Instruction:
Reproduce the lines in the stretch from the one containing "I need the location" through the one containing "Text: Risk Exposure: Risk Exposure xyxy=(448,483,536,497)", with both of those lines included.

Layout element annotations
BEGIN
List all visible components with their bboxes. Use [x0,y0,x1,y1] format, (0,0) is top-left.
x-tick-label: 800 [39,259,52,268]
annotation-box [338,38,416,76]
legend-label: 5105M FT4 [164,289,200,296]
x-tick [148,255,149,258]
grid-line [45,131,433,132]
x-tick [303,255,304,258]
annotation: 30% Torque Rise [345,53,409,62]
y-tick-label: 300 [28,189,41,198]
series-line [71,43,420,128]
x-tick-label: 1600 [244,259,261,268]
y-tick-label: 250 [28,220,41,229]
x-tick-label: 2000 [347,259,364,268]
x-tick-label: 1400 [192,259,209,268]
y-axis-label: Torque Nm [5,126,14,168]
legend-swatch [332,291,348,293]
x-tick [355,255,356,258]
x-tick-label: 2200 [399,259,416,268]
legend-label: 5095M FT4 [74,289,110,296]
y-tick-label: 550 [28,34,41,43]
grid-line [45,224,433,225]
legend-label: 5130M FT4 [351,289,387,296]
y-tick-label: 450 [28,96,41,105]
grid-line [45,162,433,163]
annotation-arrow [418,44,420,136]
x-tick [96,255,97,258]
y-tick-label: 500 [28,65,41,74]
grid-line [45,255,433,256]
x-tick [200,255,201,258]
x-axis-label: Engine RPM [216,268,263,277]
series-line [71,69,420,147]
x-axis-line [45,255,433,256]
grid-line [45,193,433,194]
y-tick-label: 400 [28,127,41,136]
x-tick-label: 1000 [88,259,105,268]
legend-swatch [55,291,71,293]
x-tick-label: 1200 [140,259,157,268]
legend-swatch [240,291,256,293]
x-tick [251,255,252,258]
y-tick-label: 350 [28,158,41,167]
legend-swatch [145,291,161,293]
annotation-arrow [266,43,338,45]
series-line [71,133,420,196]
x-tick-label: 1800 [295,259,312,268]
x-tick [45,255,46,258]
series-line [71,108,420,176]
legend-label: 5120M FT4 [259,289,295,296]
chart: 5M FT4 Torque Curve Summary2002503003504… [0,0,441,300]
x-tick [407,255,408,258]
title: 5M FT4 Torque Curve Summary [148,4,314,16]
END
BEGIN
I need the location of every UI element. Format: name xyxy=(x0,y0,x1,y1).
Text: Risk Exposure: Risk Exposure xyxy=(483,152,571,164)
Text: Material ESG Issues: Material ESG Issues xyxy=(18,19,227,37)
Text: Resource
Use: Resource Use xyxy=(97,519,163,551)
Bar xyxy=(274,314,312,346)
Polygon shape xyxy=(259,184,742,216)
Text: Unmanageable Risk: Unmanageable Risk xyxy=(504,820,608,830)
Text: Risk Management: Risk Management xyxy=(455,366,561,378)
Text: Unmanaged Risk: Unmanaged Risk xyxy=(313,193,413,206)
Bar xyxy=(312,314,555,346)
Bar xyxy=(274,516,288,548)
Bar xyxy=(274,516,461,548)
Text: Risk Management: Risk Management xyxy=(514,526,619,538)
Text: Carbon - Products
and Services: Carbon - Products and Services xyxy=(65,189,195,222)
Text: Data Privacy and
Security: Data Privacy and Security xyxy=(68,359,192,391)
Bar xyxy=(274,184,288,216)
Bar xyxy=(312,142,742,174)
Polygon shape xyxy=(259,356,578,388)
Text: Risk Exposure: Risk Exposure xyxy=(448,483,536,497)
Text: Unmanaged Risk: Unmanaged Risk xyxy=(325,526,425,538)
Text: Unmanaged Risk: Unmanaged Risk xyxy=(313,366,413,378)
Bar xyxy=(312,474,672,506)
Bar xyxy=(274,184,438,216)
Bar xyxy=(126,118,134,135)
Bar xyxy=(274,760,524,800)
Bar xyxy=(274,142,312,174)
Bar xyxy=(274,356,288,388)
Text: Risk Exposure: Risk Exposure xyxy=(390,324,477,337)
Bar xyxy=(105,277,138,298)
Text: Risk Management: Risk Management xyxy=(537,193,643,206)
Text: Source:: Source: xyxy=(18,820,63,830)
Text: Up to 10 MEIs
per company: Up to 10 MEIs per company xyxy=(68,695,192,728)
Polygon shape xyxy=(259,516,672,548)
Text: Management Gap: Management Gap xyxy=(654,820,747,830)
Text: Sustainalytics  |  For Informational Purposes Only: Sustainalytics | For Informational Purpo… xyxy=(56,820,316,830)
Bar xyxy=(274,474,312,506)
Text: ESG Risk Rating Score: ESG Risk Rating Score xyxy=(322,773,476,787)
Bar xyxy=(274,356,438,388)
END
Completed exercise:
I need the location of every UI element. Format: name xyxy=(x0,y0,x1,y1).
Text: Risk Exposure: Risk Exposure xyxy=(483,152,571,164)
Text: Material ESG Issues: Material ESG Issues xyxy=(18,19,227,37)
Text: Resource
Use: Resource Use xyxy=(97,519,163,551)
Bar xyxy=(274,314,312,346)
Polygon shape xyxy=(259,184,742,216)
Text: Unmanageable Risk: Unmanageable Risk xyxy=(504,820,608,830)
Text: Risk Management: Risk Management xyxy=(455,366,561,378)
Text: Unmanaged Risk: Unmanaged Risk xyxy=(313,193,413,206)
Bar xyxy=(312,314,555,346)
Bar xyxy=(274,516,288,548)
Bar xyxy=(274,516,461,548)
Text: Risk Management: Risk Management xyxy=(514,526,619,538)
Text: Carbon - Products
and Services: Carbon - Products and Services xyxy=(65,189,195,222)
Text: Data Privacy and
Security: Data Privacy and Security xyxy=(68,359,192,391)
Bar xyxy=(274,184,288,216)
Bar xyxy=(312,142,742,174)
Polygon shape xyxy=(259,356,578,388)
Text: Risk Exposure: Risk Exposure xyxy=(448,483,536,497)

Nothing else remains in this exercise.